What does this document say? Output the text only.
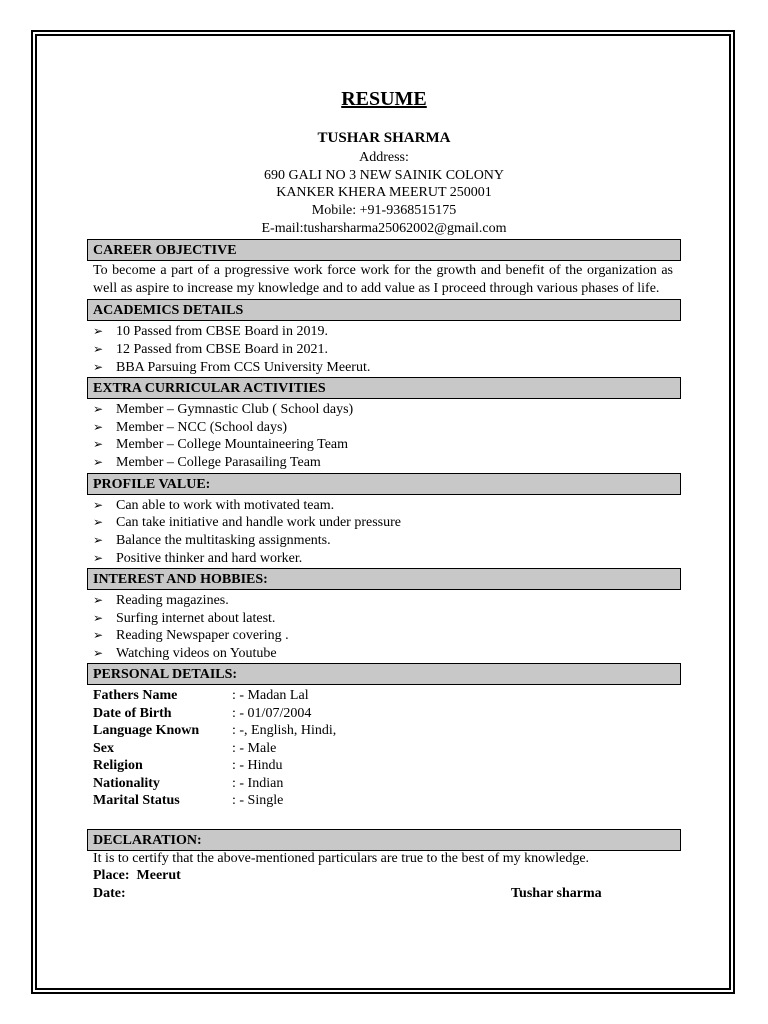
RESUME
TUSHAR SHARMA
Address:
690 GALI NO 3 NEW SAINIK COLONY
KANKER KHERA MEERUT 250001
Mobile: +91-9368515175
E-mail:tusharsharma25062002@gmail.com
CAREER OBJECTIVE
To become a part of a progressive work force work for the growth and benefit of the organization as well as aspire to increase my knowledge and to add value as I proceed through various phases of life.
ACADEMICS DETAILS
➢ 10 Passed from CBSE Board in 2019.
➢ 12 Passed from CBSE Board in 2021.
➢ BBA Parsuing From CCS University Meerut.
EXTRA CURRICULAR ACTIVITIES
➢ Member – Gymnastic Club ( School days)
➢ Member – NCC (School days)
➢ Member – College Mountaineering Team
➢ Member – College Parasailing Team
PROFILE VALUE:
➢ Can able to work with motivated team.
➢ Can take initiative and handle work under pressure
➢ Balance the multitasking assignments.
➢ Positive thinker and hard worker.
INTEREST AND HOBBIES:
➢ Reading magazines.
➢ Surfing internet about latest.
➢ Reading Newspaper covering .
➢ Watching videos on Youtube
PERSONAL DETAILS:
Fathers Name	: - Madan Lal
Date of Birth	: - 01/07/2004
Language Known : -, English, Hindi,
Sex	: - Male
Religion	: - Hindu
Nationality	: - Indian
Marital Status	: - Single
DECLARATION:
It is to certify that the above-mentioned particulars are true to the best of my knowledge.
Place: Meerut
Date:	Tushar sharma
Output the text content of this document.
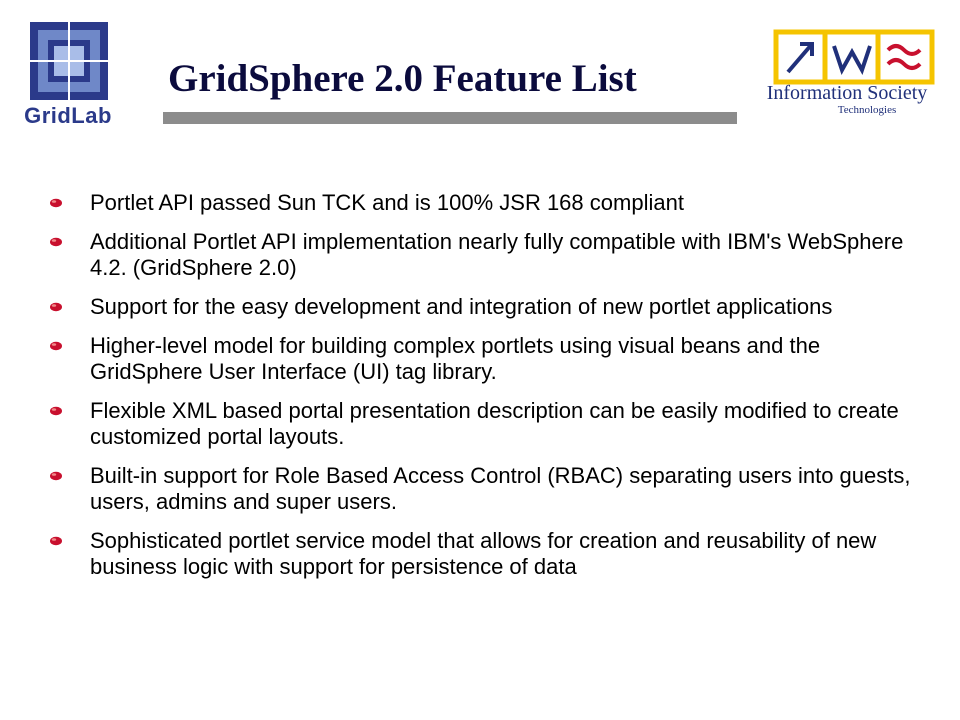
GridLab
GridSphere 2.0 Feature List	Information Society
Technologies
Portlet API passed Sun TCK and is 100% JSR 168 compliant
Additional Portlet API implementation nearly fully compatible with IBM's WebSphere 4.2. (GridSphere 2.0)
Support for the easy development and integration of new portlet applications
Higher-level model for building complex portlets using visual beans and the GridSphere User Interface (UI) tag library.
Flexible XML based portal presentation description can be easily modified to create customized portal layouts.
Built-in support for Role Based Access Control (RBAC) separating users into guests, users, admins and super users.
Sophisticated portlet service model that allows for creation and reusability of new business logic with support for persistence of data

*REQUIRED TASK*. Print out every entry above without changing a word, and leave out the pictures.

*COMPLETE RESPONSE*.
What does this document say? Output the text only.
RESUME
TUSHAR SHARMA
Address:
690 GALI NO 3 NEW SAINIK COLONY
KANKER KHERA MEERUT 250001
Mobile: +91-9368515175
E-mail:tusharsharma25062002@gmail.com
CAREER OBJECTIVE
To become a part of a progressive work force work for the growth and benefit of the organization as well as aspire to increase my knowledge and to add value as I proceed through various phases of life.
ACADEMICS DETAILS
➢ 10 Passed from CBSE Board in 2019.
➢ 12 Passed from CBSE Board in 2021.
➢ BBA Parsuing From CCS University Meerut.
EXTRA CURRICULAR ACTIVITIES
➢ Member – Gymnastic Club ( School days)
➢ Member – NCC (School days)
➢ Member – College Mountaineering Team
➢ Member – College Parasailing Team
PROFILE VALUE:
➢ Can able to work with motivated team.
➢ Can take initiative and handle work under pressure
➢ Balance the multitasking assignments.
➢ Positive thinker and hard worker.
INTEREST AND HOBBIES:
➢ Reading magazines.
➢ Surfing internet about latest.
➢ Reading Newspaper covering .
➢ Watching videos on Youtube
PERSONAL DETAILS:
Fathers Name	: - Madan Lal
Date of Birth	: - 01/07/2004
Language Known : -, English, Hindi,
Sex	: - Male
Religion	: - Hindu
Nationality	: - Indian
Marital Status	: - Single
DECLARATION:
It is to certify that the above-mentioned particulars are true to the best of my knowledge.
Place: Meerut
Date:	Tushar sharma
Output the text content of this document.
GridLab
GridSphere 2.0 Feature List	Information Society
Technologies
Portlet API passed Sun TCK and is 100% JSR 168 compliant
Additional Portlet API implementation nearly fully compatible with IBM's WebSphere 4.2. (GridSphere 2.0)
Support for the easy development and integration of new portlet applications
Higher-level model for building complex portlets using visual beans and the GridSphere User Interface (UI) tag library.
Flexible XML based portal presentation description can be easily modified to create customized portal layouts.
Built-in support for Role Based Access Control (RBAC) separating users into guests, users, admins and super users.
Sophisticated portlet service model that allows for creation and reusability of new business logic with support for persistence of data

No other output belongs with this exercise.